_Exercise instructions_
Reproduce the model zoo text word for word, everything from "All pytorch-style pretrained" down to "Faster R-CNN for details.".

_Excerpt_
Benchmark and Model Zoo

Mirror sites

We use AWS as the main site to host our model zoo, and maintain a mirror on aliyun. You can replace https://s3.ap-northeast-2.amazonaws.com/open-mmlab with https://open-mmlab.oss-cn-beijing.aliyuncs.com in model urls.

Common settings

All models were trained on coco_2017_train, and tested on the coco_2017_val.
We use distributed training.
All pytorch-style pretrained backbones on ImageNet are from PyTorch model zoo, caffe-style pretrained backbones are converted from the newly released model from detectron2.
For fair comparison with other codebases, we report the GPU memory as the maximum value of torch.cuda.max_memory_allocated() for all 8 GPUs. Note that this value is usually less than what nvidia-smi shows.
We report the inference time as the total time of network forwarding and post-processing, excluding the data loading time. Results are obtained with the script benchmark.py which computes the average time on 2000 images.

Baselines

RPN

Please refer to RPN for details.

Faster R-CNN

Please refer to Faster R-CNN for details.

Mask R-CNN

Please refer to Mask R-CNN for details.

Fast R-CNN (with pre-computed proposals)

Please refer to Fast R-CNN for details.

RetinaNet

Please refer to RetinaNet for details.

Cascade R-CNN and Cascade Mask R-CNN

Please refer to Cascade R-CNN for details.

Hybrid Task Cascade (HTC)

Please refer to HTC for details.

SSD

Please refer to SSD for details.

Group Normalization (GN)

Please refer to Group Normalization for details.

Weight Standardization

Please refer to Weight Standardization for details.

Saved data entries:

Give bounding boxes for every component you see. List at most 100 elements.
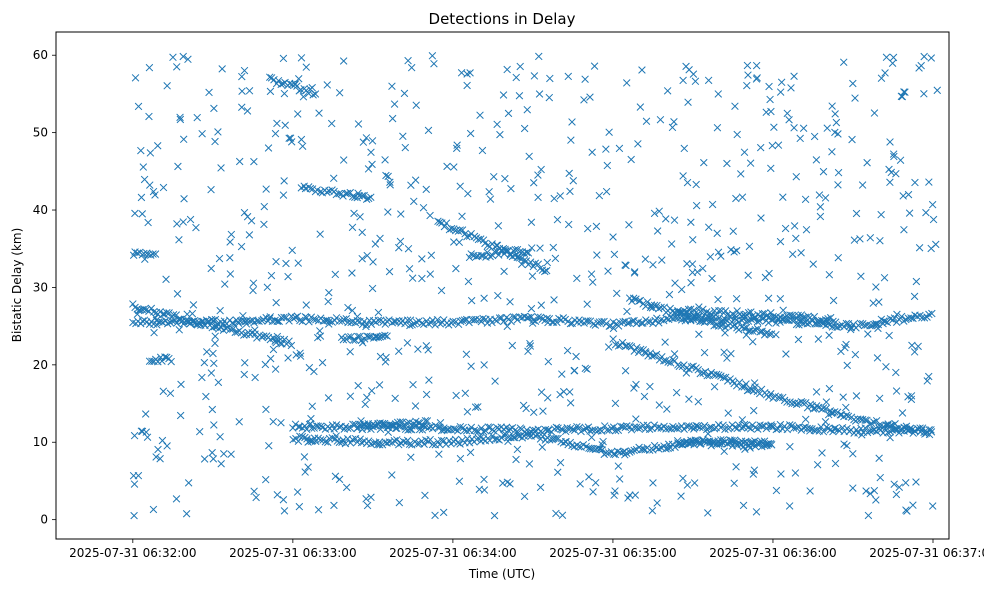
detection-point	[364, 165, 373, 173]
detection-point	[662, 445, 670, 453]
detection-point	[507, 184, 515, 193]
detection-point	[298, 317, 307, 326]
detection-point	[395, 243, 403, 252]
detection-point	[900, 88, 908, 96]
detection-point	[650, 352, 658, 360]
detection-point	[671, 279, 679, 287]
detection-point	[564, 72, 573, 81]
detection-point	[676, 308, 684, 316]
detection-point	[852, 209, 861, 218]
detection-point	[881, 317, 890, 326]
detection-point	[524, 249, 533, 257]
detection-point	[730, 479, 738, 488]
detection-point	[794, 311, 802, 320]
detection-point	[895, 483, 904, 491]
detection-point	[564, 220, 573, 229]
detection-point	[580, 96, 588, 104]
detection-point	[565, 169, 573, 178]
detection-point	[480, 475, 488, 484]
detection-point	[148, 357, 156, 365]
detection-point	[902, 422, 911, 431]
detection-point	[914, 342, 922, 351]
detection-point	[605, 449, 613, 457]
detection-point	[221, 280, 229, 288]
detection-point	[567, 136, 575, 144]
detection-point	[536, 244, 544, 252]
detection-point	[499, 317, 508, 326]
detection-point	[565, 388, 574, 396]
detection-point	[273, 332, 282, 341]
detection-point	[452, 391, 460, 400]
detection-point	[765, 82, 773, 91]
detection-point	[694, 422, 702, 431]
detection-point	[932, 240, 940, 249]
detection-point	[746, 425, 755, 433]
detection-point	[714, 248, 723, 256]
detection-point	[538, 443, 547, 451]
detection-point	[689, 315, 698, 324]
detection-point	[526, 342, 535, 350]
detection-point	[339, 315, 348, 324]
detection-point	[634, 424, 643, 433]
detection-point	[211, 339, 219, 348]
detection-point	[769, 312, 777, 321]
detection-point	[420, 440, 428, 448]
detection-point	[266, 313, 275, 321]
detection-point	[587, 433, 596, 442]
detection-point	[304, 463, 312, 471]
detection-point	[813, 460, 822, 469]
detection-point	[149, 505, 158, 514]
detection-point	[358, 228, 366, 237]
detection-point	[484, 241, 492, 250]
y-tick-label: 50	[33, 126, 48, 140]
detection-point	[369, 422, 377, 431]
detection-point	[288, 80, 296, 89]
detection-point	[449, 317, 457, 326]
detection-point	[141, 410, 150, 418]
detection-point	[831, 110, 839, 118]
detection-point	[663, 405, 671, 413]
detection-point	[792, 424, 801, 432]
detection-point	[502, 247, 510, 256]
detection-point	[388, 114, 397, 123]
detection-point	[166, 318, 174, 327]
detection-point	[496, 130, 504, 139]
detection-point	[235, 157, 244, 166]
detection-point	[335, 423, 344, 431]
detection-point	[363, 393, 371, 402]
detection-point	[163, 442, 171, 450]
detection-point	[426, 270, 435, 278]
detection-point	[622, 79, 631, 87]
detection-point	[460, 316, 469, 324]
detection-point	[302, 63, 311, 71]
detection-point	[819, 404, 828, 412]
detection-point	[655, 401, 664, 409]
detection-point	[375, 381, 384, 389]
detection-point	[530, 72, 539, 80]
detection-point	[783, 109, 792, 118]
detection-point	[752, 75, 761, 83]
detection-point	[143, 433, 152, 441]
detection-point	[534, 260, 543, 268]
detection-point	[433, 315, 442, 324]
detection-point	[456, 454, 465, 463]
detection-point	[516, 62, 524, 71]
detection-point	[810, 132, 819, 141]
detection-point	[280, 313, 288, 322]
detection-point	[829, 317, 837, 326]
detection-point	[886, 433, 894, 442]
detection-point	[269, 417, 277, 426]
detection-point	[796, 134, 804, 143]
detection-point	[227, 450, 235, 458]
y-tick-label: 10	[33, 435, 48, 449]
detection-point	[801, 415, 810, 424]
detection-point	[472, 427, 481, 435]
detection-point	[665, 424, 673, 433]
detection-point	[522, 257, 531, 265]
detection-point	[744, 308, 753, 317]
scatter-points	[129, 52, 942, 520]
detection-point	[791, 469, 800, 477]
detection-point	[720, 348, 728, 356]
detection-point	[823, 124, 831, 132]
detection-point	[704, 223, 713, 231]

_Exercise output_
All pytorch-style pretrained backbones on ImageNet are from PyTorch model zoo, caffe-style pretrained backbones are converted from the newly released model from detectron2.
For fair comparison with other codebases, we report the GPU memory as the maximum value of torch.cuda.max_memory_allocated() for all 8 GPUs. Note that this value is usually less than what nvidia-smi shows.
We report the inference time as the total time of network forwarding and post-processing, excluding the data loading time. Results are obtained with the script benchmark.py which computes the average time on 2000 images.

Baselines

RPN

Please refer to RPN for details.

Faster R-CNN

Please refer to Faster R-CNN for details.